> [What you are asked to do] Here are some records; copy every line that holds the word "title".

○ ○ ○ ○ ○

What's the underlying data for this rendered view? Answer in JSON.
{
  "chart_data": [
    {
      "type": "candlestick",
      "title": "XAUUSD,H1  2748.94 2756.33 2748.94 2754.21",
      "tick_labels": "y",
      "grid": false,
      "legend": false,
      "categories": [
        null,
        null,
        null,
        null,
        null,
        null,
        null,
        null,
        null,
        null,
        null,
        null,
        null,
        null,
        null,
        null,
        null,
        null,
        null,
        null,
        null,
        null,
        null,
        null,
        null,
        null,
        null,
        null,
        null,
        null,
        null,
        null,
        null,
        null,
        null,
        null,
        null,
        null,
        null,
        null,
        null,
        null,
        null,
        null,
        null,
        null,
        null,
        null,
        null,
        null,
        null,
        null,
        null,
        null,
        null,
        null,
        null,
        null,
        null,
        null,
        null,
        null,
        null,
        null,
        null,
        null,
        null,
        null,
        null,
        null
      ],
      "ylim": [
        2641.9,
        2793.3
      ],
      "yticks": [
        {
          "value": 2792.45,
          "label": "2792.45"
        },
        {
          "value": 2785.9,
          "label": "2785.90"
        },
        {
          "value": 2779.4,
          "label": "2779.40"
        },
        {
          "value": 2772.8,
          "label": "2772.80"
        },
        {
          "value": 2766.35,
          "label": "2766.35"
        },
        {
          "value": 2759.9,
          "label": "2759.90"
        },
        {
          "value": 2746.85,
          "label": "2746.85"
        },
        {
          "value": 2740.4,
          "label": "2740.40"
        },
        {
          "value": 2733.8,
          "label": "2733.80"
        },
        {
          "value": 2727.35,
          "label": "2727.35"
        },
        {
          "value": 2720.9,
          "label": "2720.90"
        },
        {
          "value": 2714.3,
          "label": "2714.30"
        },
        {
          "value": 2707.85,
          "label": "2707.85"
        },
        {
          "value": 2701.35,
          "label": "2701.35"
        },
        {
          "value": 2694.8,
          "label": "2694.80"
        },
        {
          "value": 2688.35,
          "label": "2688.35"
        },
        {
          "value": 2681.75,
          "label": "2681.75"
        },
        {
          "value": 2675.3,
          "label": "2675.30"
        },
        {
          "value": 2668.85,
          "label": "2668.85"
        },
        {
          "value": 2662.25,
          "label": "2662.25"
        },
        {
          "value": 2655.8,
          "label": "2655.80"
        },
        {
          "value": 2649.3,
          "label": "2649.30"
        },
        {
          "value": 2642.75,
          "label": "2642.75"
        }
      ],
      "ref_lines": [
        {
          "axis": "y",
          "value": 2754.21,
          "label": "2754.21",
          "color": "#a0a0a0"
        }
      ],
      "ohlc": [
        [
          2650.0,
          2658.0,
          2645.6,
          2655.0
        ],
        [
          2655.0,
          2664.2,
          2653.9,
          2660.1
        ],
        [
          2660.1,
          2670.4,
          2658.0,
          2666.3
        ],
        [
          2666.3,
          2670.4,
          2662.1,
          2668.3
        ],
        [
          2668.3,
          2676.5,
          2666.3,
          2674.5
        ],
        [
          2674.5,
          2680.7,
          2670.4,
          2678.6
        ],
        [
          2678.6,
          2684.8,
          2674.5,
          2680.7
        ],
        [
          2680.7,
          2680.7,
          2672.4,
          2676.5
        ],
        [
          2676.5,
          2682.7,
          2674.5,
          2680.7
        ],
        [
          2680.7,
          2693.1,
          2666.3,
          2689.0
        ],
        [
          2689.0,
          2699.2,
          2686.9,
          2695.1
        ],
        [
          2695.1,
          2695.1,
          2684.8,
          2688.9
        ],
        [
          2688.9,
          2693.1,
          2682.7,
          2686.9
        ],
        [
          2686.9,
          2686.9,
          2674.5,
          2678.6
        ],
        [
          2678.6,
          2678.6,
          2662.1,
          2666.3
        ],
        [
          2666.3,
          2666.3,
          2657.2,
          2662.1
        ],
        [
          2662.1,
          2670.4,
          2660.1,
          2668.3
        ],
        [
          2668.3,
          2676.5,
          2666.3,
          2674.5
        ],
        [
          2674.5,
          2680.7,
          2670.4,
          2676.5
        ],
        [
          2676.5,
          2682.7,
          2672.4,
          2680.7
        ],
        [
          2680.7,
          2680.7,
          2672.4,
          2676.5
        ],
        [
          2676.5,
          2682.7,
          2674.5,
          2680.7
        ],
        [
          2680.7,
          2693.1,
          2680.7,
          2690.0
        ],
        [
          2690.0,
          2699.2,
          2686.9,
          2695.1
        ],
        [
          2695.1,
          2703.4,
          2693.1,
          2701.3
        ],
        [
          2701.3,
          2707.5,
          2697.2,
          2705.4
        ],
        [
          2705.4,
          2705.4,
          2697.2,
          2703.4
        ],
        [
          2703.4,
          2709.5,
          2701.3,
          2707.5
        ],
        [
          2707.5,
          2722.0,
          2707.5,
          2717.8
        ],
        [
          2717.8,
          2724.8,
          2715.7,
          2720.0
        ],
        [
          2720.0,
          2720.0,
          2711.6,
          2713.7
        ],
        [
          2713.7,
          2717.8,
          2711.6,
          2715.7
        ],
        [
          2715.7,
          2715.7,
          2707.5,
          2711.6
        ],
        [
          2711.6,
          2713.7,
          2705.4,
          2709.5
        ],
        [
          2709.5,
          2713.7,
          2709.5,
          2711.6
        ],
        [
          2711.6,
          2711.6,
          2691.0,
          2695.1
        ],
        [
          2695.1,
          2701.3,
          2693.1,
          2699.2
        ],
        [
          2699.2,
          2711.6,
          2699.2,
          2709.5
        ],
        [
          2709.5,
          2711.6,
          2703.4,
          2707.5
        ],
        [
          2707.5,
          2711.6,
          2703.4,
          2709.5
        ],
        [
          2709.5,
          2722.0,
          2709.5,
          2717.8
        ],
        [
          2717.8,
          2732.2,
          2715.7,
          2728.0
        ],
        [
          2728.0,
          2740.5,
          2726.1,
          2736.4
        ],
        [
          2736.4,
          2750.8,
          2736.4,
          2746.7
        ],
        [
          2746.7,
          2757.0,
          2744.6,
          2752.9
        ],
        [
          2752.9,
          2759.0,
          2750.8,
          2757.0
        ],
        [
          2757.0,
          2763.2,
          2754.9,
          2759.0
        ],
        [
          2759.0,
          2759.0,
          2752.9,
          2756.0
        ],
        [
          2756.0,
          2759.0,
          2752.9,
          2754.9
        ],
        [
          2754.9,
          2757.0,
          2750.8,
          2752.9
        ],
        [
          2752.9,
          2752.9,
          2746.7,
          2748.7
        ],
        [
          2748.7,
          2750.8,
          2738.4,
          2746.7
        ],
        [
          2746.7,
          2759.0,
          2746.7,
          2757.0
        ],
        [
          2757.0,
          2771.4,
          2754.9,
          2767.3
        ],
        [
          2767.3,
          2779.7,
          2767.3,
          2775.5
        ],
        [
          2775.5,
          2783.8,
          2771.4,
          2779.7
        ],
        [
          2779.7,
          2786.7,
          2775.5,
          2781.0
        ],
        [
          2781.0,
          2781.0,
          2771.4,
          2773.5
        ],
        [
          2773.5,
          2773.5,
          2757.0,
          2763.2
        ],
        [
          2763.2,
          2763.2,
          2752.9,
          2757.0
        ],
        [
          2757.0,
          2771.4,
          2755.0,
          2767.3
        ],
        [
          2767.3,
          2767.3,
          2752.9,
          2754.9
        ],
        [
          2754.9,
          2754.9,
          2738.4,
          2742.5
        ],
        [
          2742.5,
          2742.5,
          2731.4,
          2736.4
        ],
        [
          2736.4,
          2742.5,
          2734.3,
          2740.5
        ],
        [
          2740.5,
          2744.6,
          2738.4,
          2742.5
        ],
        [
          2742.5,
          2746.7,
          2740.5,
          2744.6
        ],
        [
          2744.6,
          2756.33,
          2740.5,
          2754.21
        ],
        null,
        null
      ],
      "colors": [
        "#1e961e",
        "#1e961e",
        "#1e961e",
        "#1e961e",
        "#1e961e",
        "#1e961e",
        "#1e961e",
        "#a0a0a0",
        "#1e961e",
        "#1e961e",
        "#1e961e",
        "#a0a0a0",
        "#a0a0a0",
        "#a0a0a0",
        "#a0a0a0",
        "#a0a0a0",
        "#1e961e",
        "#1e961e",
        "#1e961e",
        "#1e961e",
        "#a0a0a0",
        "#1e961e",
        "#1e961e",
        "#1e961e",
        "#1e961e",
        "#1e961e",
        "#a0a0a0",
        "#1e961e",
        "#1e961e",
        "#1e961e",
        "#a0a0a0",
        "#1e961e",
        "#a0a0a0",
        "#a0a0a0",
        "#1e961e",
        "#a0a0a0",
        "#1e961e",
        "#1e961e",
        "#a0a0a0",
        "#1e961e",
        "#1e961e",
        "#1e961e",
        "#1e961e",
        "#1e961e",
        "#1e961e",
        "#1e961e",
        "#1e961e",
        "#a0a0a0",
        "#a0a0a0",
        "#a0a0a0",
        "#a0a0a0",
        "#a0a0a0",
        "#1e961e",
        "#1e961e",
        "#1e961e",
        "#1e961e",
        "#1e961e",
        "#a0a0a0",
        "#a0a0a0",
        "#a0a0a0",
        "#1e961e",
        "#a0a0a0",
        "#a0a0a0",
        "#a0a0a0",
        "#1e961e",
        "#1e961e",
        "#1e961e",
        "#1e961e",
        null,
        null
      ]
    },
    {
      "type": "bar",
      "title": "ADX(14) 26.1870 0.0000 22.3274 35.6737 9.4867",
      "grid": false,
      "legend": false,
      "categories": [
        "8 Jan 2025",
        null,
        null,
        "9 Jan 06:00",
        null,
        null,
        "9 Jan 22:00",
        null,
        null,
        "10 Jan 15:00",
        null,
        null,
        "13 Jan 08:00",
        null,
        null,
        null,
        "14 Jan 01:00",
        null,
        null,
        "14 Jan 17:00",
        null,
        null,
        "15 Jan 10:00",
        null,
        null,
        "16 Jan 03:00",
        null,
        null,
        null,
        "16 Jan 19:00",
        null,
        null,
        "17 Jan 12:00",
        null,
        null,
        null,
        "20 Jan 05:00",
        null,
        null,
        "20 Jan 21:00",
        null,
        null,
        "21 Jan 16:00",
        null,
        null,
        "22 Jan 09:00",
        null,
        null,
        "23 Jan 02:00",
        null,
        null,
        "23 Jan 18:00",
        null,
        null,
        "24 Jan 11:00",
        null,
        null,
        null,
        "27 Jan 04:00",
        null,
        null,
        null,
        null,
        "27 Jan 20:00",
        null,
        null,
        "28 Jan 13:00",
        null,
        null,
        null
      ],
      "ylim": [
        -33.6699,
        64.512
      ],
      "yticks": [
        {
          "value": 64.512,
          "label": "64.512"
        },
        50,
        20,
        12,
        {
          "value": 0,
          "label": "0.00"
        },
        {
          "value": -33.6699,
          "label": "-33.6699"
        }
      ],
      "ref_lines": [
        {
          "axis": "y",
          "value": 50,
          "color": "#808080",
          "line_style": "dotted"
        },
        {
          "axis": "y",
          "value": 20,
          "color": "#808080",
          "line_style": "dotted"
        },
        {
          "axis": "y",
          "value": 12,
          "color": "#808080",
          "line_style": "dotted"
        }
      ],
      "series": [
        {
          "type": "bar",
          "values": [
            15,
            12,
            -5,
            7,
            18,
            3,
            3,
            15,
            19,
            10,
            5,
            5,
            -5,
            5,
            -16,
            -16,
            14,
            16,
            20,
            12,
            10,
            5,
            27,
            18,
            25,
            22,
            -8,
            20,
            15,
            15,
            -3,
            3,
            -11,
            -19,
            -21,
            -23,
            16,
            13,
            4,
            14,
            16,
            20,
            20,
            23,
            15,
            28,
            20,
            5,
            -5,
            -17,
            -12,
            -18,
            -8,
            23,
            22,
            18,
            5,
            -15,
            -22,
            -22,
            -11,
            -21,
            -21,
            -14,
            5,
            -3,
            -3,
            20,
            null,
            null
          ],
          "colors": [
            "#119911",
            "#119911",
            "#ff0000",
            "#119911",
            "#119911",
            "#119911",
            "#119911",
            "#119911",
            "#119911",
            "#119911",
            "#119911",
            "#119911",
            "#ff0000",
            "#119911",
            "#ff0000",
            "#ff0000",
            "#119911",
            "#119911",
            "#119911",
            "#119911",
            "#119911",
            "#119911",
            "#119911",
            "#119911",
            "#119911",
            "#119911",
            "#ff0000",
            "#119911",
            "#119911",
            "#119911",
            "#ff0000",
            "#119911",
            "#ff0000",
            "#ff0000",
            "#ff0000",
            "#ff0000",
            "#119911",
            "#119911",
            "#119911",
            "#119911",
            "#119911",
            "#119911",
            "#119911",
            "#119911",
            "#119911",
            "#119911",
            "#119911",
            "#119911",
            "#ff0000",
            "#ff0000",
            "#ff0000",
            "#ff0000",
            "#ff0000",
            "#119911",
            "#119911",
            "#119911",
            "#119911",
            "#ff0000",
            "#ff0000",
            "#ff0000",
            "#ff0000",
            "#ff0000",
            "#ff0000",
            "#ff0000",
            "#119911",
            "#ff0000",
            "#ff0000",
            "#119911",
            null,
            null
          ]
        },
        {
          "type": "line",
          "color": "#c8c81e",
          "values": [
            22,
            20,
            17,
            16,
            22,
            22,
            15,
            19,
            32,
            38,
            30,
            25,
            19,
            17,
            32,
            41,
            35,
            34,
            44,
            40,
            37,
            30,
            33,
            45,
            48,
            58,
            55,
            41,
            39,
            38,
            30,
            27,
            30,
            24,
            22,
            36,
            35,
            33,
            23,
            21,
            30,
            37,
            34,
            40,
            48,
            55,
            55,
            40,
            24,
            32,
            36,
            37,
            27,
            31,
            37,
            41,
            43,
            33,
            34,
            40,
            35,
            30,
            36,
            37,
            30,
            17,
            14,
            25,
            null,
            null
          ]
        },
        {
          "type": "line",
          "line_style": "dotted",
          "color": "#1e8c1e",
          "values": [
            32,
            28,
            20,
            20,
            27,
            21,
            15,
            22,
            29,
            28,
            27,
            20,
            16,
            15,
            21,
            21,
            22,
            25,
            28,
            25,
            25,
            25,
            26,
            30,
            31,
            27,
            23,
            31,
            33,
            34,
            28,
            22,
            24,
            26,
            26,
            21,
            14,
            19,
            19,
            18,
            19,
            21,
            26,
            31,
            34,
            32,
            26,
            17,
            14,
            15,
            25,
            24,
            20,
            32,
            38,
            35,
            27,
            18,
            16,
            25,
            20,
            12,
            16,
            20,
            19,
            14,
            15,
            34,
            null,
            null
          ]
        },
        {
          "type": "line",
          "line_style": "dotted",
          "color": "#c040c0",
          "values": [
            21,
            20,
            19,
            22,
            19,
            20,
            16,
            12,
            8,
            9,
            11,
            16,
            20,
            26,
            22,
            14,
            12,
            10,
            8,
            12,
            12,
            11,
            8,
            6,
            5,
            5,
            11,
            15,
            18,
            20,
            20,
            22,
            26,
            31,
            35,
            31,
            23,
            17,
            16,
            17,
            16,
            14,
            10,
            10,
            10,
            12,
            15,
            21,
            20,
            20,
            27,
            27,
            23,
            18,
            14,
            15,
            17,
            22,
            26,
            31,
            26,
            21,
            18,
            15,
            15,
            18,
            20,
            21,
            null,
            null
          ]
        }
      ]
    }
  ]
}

○ ○ ○ ○ ○

> [Written answer]
      "title": "XAUUSD,H1  2748.94 2756.33 2748.94 2754.21",
      "title": "ADX(14) 26.1870 0.0000 22.3274 35.6737 9.4867",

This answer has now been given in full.